*Kutipan Pilihan*.
+ + + + +

The picture credited to http://www.crsd.org |
Dewasa ini perbedaan sudah tidak sepatutnya lagi dilihat
sebagai momok yang menakutkan. Malah sebaliknya, sudah saatnya kita memeluk
perbedaan. Meskipun begitu individu masih tetap diberikan hak untuk menganggap
dan mempraktikkan ideologi mana atau cara hidup mana dalam kehidupan
sehari-hari mereka, namun satu hal yang perlu diingat sebagai individu kita
juga harus berkewajiban untuk menghargai keputusan individu lain untuk
mempercayai dan memperaktikkan ideologi yang ia pahami.
Di jurusan tempat
saya bersekolah ada seorang wanita yang sangat ahli dibidangnya. Suatu hari
tema diskusi mengarahkan kami kepada pertanyaan umur. Lalu beliau seolah
mengelak untuk menjawab pertanyaan tentang umur ini. Sampai akhir diskusi
beliau masib belum mau menyebutkan angka. Tapi beliau mengakui "saya sudah
berumur."
Dilain kesempatan beliau akhirnya memberi tahu alasan
kenapa diumurnya yang sudah matang (saya belum diberi hint teantang umurnya
yang sebenarnya) beliau baru sekolah tingkat sarjana. Bahkan beliau mengakui
bahwa tingkat Sekolah Menengah Atas saja beliau baru selesaikan beberapa tahun
lalu.
Hal ini membuat kami bertanya-tanya, 'kenapa begitu?'
Tebakan awal kami mungkin karena beliau punya kendala ekonomi. Namun ternyata
bukan itu alasannya. Wanita itu harus rela menghentikan pendidikannya karena
beliau lebih memilih untuk menghormati keyakinan yang ia peluk. Karena
institusi pemerintah tempat ia berdomisili kala itu tidak memberikan tempat
bagi kelompok kepercayaan manapun untuk memperaktikkan hal yang mereka pahami
di ranah publik. Jenis pemerintahan yang di kenal dengan sebutan sekularisme.
Perdebatan tentang sekularisme adalah perdebatan panjang.
Ada yang mengatakan sekularisme yang diperaktikkan dinegara-negara macam
Prancis saat ini adalah sebuah kesalahan. Banyak yang berargumentasi bahwa
hakekat sekularisme adalah saling menghargai perbedaan. Sebesar manapun pihak
sekuler ingin menjauh dari paham-paham agama, seharusnya mereka juga harus siap
menghapi kenyataan bahwa orang lain mungkin tetap pada pendiriannya.

+ + + + +

*Yang Ditanyakan*.
A - Jawab pertanyaan berikut berdasarkan tulisan tentang sekularisme di atas.
(i) Apa yang diakui wanita itu soal umurnya?
(ii) Apa tebakan awal mereka tentang alasan wanita itu baru kuliah sekarang?
(iii) Negara mana yang disebut sebagai contoh tempat sekularisme dianggap sebuah kesalahan?
B - Salin tanpa perubahan bagian dari tulisan tentang sekularisme, mulai dari "Ada yang mengatakan" sampai "tetap pada pendiriannya.".

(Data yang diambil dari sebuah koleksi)
+ + + + +

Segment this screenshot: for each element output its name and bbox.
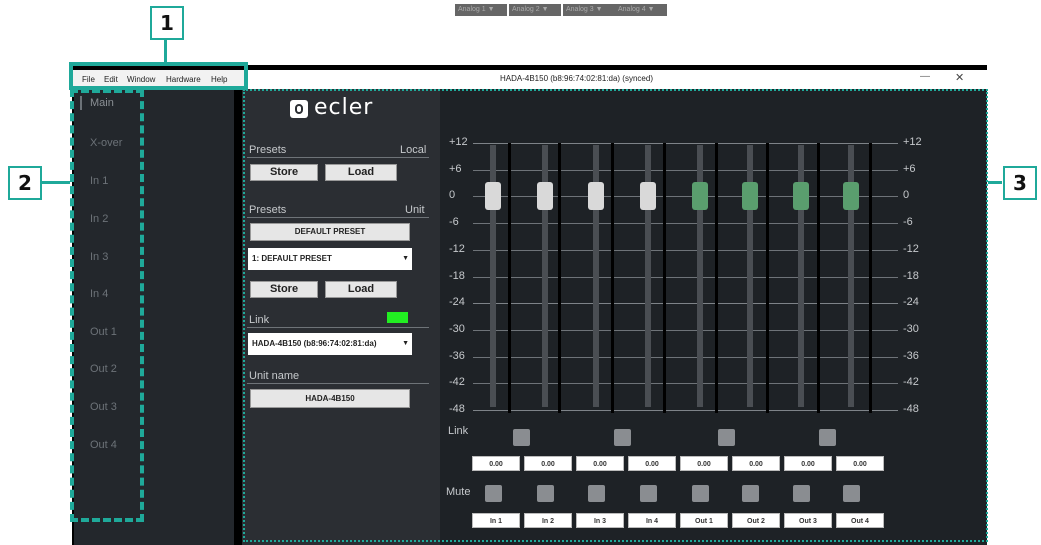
input-select-3[interactable]: Analog 3 ▼ <box>563 4 615 16</box>
callout-3: 3 <box>1003 166 1037 200</box>
input-select-4-label: Analog 4 <box>618 6 646 13</box>
callout-1-highlight <box>69 62 248 90</box>
close-button[interactable]: ✕ <box>955 71 964 84</box>
callout-1: 1 <box>150 6 184 40</box>
callout-2-leader <box>40 181 70 184</box>
input-select-2[interactable]: Analog 2 ▼ <box>509 4 561 16</box>
chevron-down-icon: ▼ <box>487 6 495 13</box>
callout-1-leader <box>164 38 167 62</box>
input-select-1-label: Analog 1 <box>458 6 486 13</box>
input-select-3-label: Analog 3 <box>566 6 594 13</box>
input-select-2-label: Analog 2 <box>512 6 540 13</box>
minimize-button[interactable]: — <box>920 71 930 82</box>
callout-3-highlight <box>243 89 988 542</box>
callout-2-highlight <box>70 89 144 522</box>
chevron-down-icon: ▼ <box>595 6 603 13</box>
input-select-1[interactable]: Analog 1 ▼ <box>455 4 507 16</box>
callout-3-leader <box>988 181 1002 184</box>
chevron-down-icon: ▼ <box>647 6 655 13</box>
chevron-down-icon: ▼ <box>541 6 549 13</box>
title-bar: HADA-4B150 (b8:96:74:02:81:da) (synced) … <box>247 70 987 89</box>
window-title: HADA-4B150 (b8:96:74:02:81:da) (synced) <box>500 74 653 83</box>
callout-2: 2 <box>8 166 42 200</box>
input-select-4[interactable]: Analog 4 ▼ <box>615 4 667 16</box>
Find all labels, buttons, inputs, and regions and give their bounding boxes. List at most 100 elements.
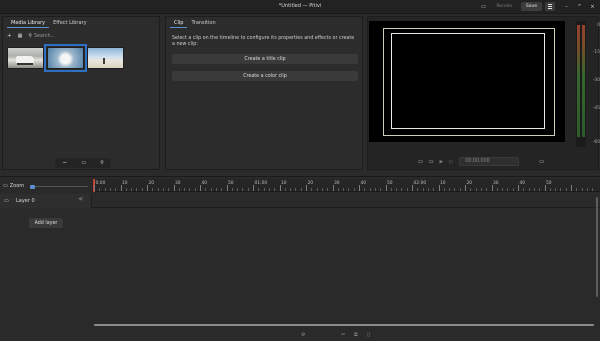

+ + + + +

*Jawaban Latihan*.
A -
(i) Ia mengakui "saya sudah berumur."
(ii) Mereka menebak ia punya kendala ekonomi.
(iii) Prancis.

B -
Ada yang mengatakan sekularisme yang diperaktikkan dinegara-negara macam
Prancis saat ini adalah sebuah kesalahan. Banyak yang berargumentasi bahwa
hakekat sekularisme adalah saling menghargai perbedaan. Sebesar manapun pihak
sekuler ingin menjauh dari paham-paham agama, seharusnya mereka juga harus siap
menghapi kenyataan bahwa orang lain mungkin tetap pada pendiriannya.